==== PROVIDED RECORDS ====

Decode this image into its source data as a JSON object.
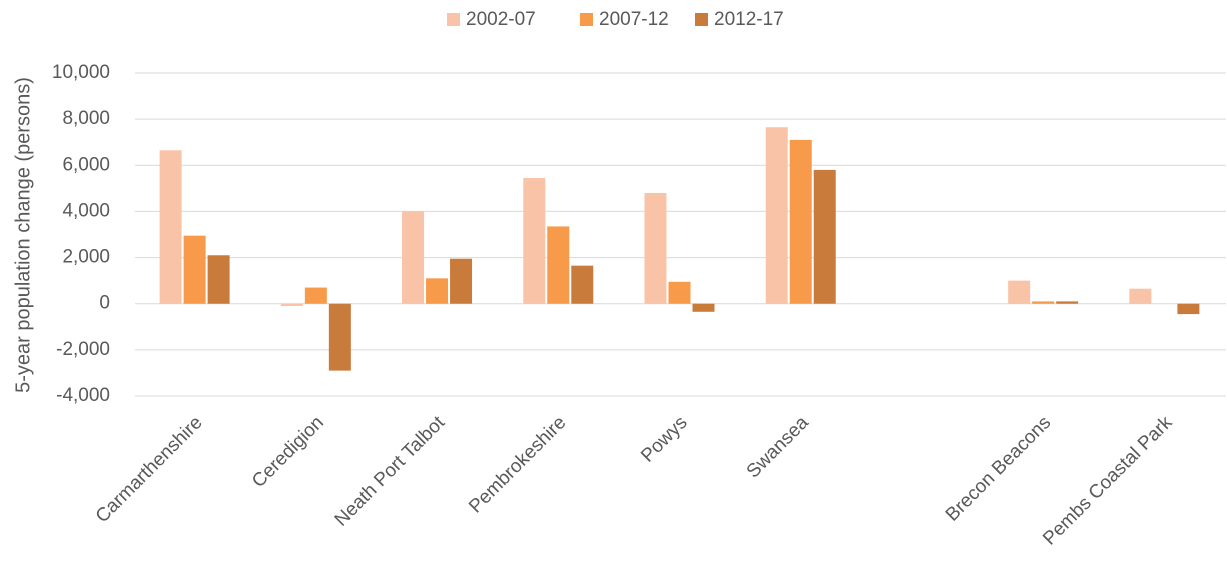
{
  "chart_data": {
    "type": "bar",
    "y_label": "5-year population change (persons)",
    "categories": [
      "Carmarthenshire",
      "Ceredigion",
      "Neath Port Talbot",
      "Pembrokeshire",
      "Powys",
      "Swansea",
      null,
      "Brecon Beacons",
      "Pembs Coastal Park"
    ],
    "series": [
      {
        "name": "2002-07",
        "color": "#f9c3a8",
        "values": [
          6650,
          -100,
          4000,
          5450,
          4800,
          7650,
          null,
          1000,
          650
        ]
      },
      {
        "name": "2007-12",
        "color": "#f79a4a",
        "values": [
          2950,
          700,
          1100,
          3350,
          950,
          7100,
          null,
          100,
          0
        ]
      },
      {
        "name": "2012-17",
        "color": "#c97b3c",
        "values": [
          2100,
          -2900,
          1950,
          1650,
          -350,
          5800,
          null,
          100,
          -450
        ]
      }
    ],
    "ylim": [
      -4000,
      10000
    ],
    "yticks": [
      {
        "value": -4000,
        "label": "-4,000"
      },
      {
        "value": -2000,
        "label": "-2,000"
      },
      0,
      {
        "value": 2000,
        "label": "2,000"
      },
      {
        "value": 4000,
        "label": "4,000"
      },
      {
        "value": 6000,
        "label": "6,000"
      },
      {
        "value": 8000,
        "label": "8,000"
      },
      {
        "value": 10000,
        "label": "10,000"
      }
    ],
    "grid": true,
    "legend": "top"
  }
}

====

**GIVEN REQUEST**
Pick out each line above that includes "name" and show it.

**EXERCISE OUTPUT**
        "name": "2002-07",
        "name": "2007-12",
        "name": "2012-17",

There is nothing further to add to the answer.